[Stored dataset items]
%%

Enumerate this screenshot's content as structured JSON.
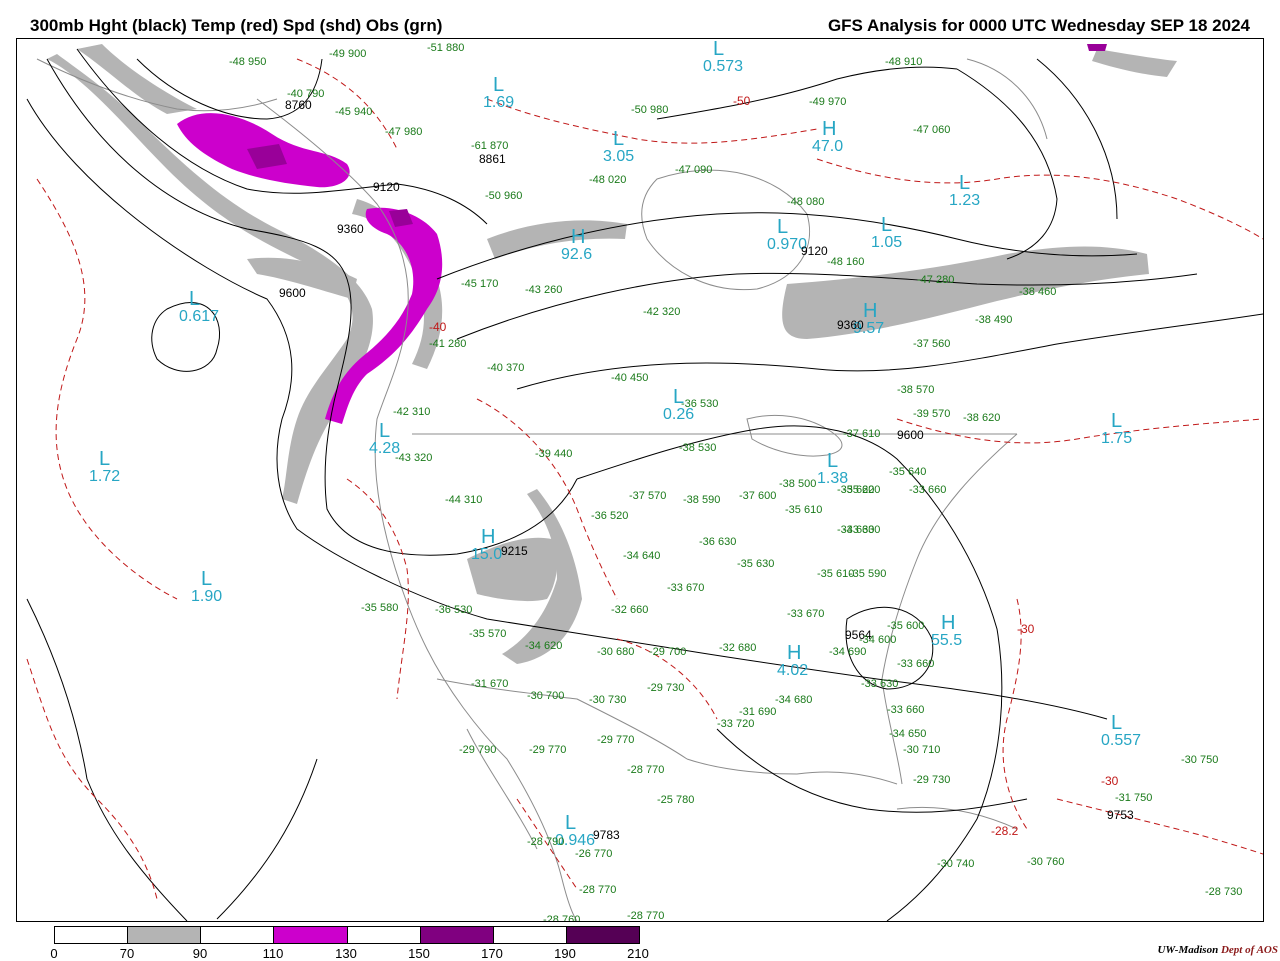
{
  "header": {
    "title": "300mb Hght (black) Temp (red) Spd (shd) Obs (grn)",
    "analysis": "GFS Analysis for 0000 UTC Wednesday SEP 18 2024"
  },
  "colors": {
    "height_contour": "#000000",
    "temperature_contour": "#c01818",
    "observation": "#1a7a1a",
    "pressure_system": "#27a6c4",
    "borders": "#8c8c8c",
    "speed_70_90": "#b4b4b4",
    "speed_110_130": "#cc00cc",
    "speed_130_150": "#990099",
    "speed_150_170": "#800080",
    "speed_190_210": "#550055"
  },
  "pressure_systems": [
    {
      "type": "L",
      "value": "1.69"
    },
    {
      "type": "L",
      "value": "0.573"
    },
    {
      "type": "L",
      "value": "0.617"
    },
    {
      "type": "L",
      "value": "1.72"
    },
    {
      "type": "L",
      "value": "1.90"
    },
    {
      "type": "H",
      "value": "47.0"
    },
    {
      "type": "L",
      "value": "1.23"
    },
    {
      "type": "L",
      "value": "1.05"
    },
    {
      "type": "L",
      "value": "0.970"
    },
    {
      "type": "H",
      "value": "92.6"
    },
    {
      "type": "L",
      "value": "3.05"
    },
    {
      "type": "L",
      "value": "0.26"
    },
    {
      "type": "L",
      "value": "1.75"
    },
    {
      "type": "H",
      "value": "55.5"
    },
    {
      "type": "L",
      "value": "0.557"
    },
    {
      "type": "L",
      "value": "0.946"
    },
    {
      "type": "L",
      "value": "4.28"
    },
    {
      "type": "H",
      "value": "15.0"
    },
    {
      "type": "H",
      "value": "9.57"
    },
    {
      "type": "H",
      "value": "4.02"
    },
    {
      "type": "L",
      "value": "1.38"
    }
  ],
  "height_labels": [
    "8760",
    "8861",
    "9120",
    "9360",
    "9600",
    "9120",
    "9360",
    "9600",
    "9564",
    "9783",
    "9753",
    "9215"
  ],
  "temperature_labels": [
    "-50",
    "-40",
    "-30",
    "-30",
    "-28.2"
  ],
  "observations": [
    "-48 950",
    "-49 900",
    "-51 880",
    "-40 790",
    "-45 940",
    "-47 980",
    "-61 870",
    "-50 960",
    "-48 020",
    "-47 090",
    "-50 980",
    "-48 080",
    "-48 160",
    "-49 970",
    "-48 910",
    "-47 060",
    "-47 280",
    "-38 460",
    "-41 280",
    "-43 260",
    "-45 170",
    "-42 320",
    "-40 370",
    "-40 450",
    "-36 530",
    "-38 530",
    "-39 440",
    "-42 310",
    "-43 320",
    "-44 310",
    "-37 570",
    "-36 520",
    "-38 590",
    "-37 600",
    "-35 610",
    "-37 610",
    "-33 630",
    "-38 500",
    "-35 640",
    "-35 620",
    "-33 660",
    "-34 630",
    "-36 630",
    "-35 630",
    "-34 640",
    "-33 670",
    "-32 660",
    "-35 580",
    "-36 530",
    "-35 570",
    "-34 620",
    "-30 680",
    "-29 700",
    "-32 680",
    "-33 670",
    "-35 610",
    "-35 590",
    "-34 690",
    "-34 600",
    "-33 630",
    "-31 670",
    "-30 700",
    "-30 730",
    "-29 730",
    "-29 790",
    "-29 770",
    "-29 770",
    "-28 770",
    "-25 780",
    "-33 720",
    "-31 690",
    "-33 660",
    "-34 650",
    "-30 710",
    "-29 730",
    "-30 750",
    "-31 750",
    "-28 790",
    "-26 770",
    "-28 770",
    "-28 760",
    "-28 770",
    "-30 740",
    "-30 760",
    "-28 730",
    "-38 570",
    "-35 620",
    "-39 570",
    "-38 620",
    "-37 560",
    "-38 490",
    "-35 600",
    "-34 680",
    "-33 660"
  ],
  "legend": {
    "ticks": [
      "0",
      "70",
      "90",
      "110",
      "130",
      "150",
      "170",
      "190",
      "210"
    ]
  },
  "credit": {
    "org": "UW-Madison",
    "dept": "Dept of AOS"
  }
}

%%

# [To be done]
Repeat the preceding records precisely, and leave every picture out of the copy.

# [The result]
Enumerate this screenshot's content as structured JSON.
{
  "header": {
    "title": "300mb Hght (black) Temp (red) Spd (shd) Obs (grn)",
    "analysis": "GFS Analysis for 0000 UTC Wednesday SEP 18 2024"
  },
  "colors": {
    "height_contour": "#000000",
    "temperature_contour": "#c01818",
    "observation": "#1a7a1a",
    "pressure_system": "#27a6c4",
    "borders": "#8c8c8c",
    "speed_70_90": "#b4b4b4",
    "speed_110_130": "#cc00cc",
    "speed_130_150": "#990099",
    "speed_150_170": "#800080",
    "speed_190_210": "#550055"
  },
  "pressure_systems": [
    {
      "type": "L",
      "value": "1.69"
    },
    {
      "type": "L",
      "value": "0.573"
    },
    {
      "type": "L",
      "value": "0.617"
    },
    {
      "type": "L",
      "value": "1.72"
    },
    {
      "type": "L",
      "value": "1.90"
    },
    {
      "type": "H",
      "value": "47.0"
    },
    {
      "type": "L",
      "value": "1.23"
    },
    {
      "type": "L",
      "value": "1.05"
    },
    {
      "type": "L",
      "value": "0.970"
    },
    {
      "type": "H",
      "value": "92.6"
    },
    {
      "type": "L",
      "value": "3.05"
    },
    {
      "type": "L",
      "value": "0.26"
    },
    {
      "type": "L",
      "value": "1.75"
    },
    {
      "type": "H",
      "value": "55.5"
    },
    {
      "type": "L",
      "value": "0.557"
    },
    {
      "type": "L",
      "value": "0.946"
    },
    {
      "type": "L",
      "value": "4.28"
    },
    {
      "type": "H",
      "value": "15.0"
    },
    {
      "type": "H",
      "value": "9.57"
    },
    {
      "type": "H",
      "value": "4.02"
    },
    {
      "type": "L",
      "value": "1.38"
    }
  ],
  "height_labels": [
    "8760",
    "8861",
    "9120",
    "9360",
    "9600",
    "9120",
    "9360",
    "9600",
    "9564",
    "9783",
    "9753",
    "9215"
  ],
  "temperature_labels": [
    "-50",
    "-40",
    "-30",
    "-30",
    "-28.2"
  ],
  "observations": [
    "-48 950",
    "-49 900",
    "-51 880",
    "-40 790",
    "-45 940",
    "-47 980",
    "-61 870",
    "-50 960",
    "-48 020",
    "-47 090",
    "-50 980",
    "-48 080",
    "-48 160",
    "-49 970",
    "-48 910",
    "-47 060",
    "-47 280",
    "-38 460",
    "-41 280",
    "-43 260",
    "-45 170",
    "-42 320",
    "-40 370",
    "-40 450",
    "-36 530",
    "-38 530",
    "-39 440",
    "-42 310",
    "-43 320",
    "-44 310",
    "-37 570",
    "-36 520",
    "-38 590",
    "-37 600",
    "-35 610",
    "-37 610",
    "-33 630",
    "-38 500",
    "-35 640",
    "-35 620",
    "-33 660",
    "-34 630",
    "-36 630",
    "-35 630",
    "-34 640",
    "-33 670",
    "-32 660",
    "-35 580",
    "-36 530",
    "-35 570",
    "-34 620",
    "-30 680",
    "-29 700",
    "-32 680",
    "-33 670",
    "-35 610",
    "-35 590",
    "-34 690",
    "-34 600",
    "-33 630",
    "-31 670",
    "-30 700",
    "-30 730",
    "-29 730",
    "-29 790",
    "-29 770",
    "-29 770",
    "-28 770",
    "-25 780",
    "-33 720",
    "-31 690",
    "-33 660",
    "-34 650",
    "-30 710",
    "-29 730",
    "-30 750",
    "-31 750",
    "-28 790",
    "-26 770",
    "-28 770",
    "-28 760",
    "-28 770",
    "-30 740",
    "-30 760",
    "-28 730",
    "-38 570",
    "-35 620",
    "-39 570",
    "-38 620",
    "-37 560",
    "-38 490",
    "-35 600",
    "-34 680",
    "-33 660"
  ],
  "legend": {
    "ticks": [
      "0",
      "70",
      "90",
      "110",
      "130",
      "150",
      "170",
      "190",
      "210"
    ]
  },
  "credit": {
    "org": "UW-Madison",
    "dept": "Dept of AOS"
  }
}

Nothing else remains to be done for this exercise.